## Aim
Print the entries in full, word for word, but not the pictures.

Saved entries:
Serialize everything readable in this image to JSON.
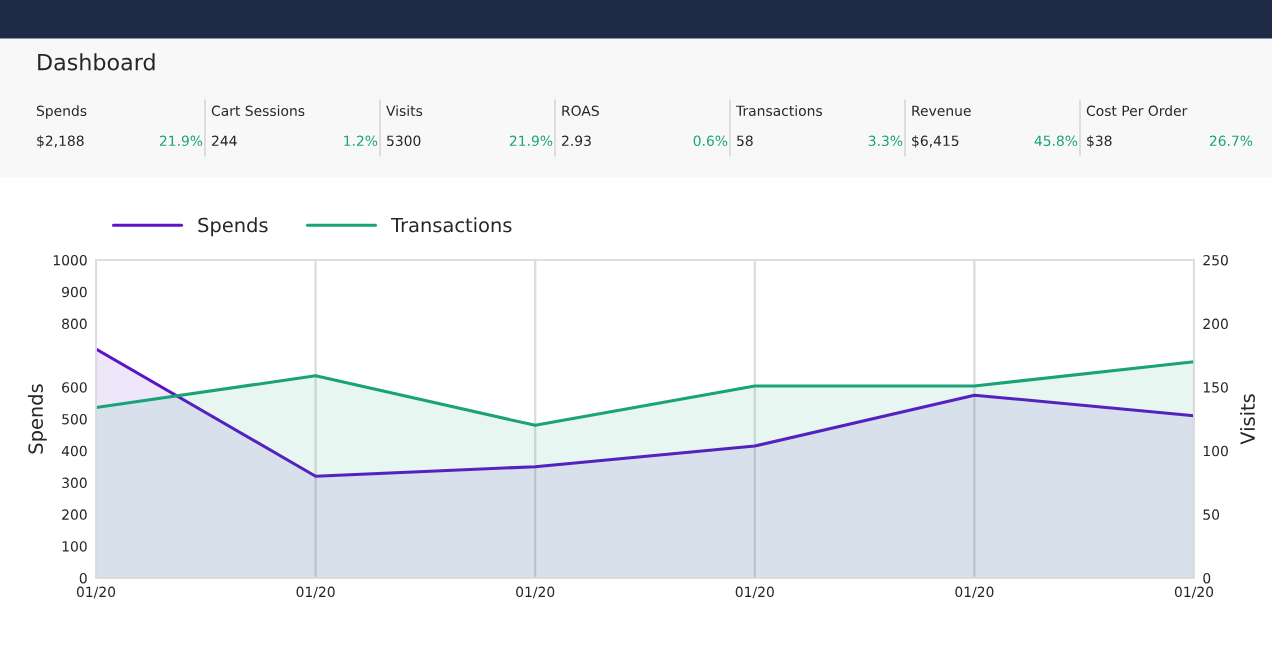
{
  "chart_data": [
    {
      "type": "other",
      "title": "Dashboard",
      "annotations": [
        "Spends",
        "$2,188",
        "21.9%",
        "Cart Sessions",
        "244",
        "1.2%",
        "Visits",
        "5300",
        "21.9%",
        "ROAS",
        "2.93",
        "0.6%",
        "Transactions",
        "58",
        "3.3%",
        "Revenue",
        "$6,415",
        "45.8%",
        "Cost Per Order",
        "$38",
        "26.7%"
      ]
    },
    {
      "type": "area",
      "categories": [
        "01/20",
        "01/20",
        "01/20",
        "01/20",
        "01/20",
        "01/20"
      ],
      "series": [
        {
          "name": "Spends",
          "color": "#5b14c8",
          "values": [
            720,
            320,
            350,
            415,
            575,
            510
          ]
        },
        {
          "name": "Transactions",
          "color": "#1aa37a",
          "axis": "y2",
          "values": [
            134,
            159,
            120,
            151,
            151,
            170
          ]
        }
      ],
      "ylabel": "Spends",
      "y2label": "Visits",
      "ylim": [
        0,
        1000
      ],
      "yticks": [
        0,
        100,
        200,
        300,
        400,
        500,
        600,
        800,
        900,
        1000
      ],
      "y2lim": [
        0,
        250
      ],
      "y2ticks": [
        0,
        50,
        100,
        150,
        200,
        250
      ],
      "grid": "x",
      "legend": "top left",
      "marker": "none",
      "line_style": "solid"
    }
  ]
}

## The reply
Serialize everything readable in this image to JSON.
{
  "chart_data": [
    {
      "type": "other",
      "title": "Dashboard",
      "annotations": [
        "Spends",
        "$2,188",
        "21.9%",
        "Cart Sessions",
        "244",
        "1.2%",
        "Visits",
        "5300",
        "21.9%",
        "ROAS",
        "2.93",
        "0.6%",
        "Transactions",
        "58",
        "3.3%",
        "Revenue",
        "$6,415",
        "45.8%",
        "Cost Per Order",
        "$38",
        "26.7%"
      ]
    },
    {
      "type": "area",
      "categories": [
        "01/20",
        "01/20",
        "01/20",
        "01/20",
        "01/20",
        "01/20"
      ],
      "series": [
        {
          "name": "Spends",
          "color": "#5b14c8",
          "values": [
            720,
            320,
            350,
            415,
            575,
            510
          ]
        },
        {
          "name": "Transactions",
          "color": "#1aa37a",
          "axis": "y2",
          "values": [
            134,
            159,
            120,
            151,
            151,
            170
          ]
        }
      ],
      "ylabel": "Spends",
      "y2label": "Visits",
      "ylim": [
        0,
        1000
      ],
      "yticks": [
        0,
        100,
        200,
        300,
        400,
        500,
        600,
        800,
        900,
        1000
      ],
      "y2lim": [
        0,
        250
      ],
      "y2ticks": [
        0,
        50,
        100,
        150,
        200,
        250
      ],
      "grid": "x",
      "legend": "top left",
      "marker": "none",
      "line_style": "solid"
    }
  ]
}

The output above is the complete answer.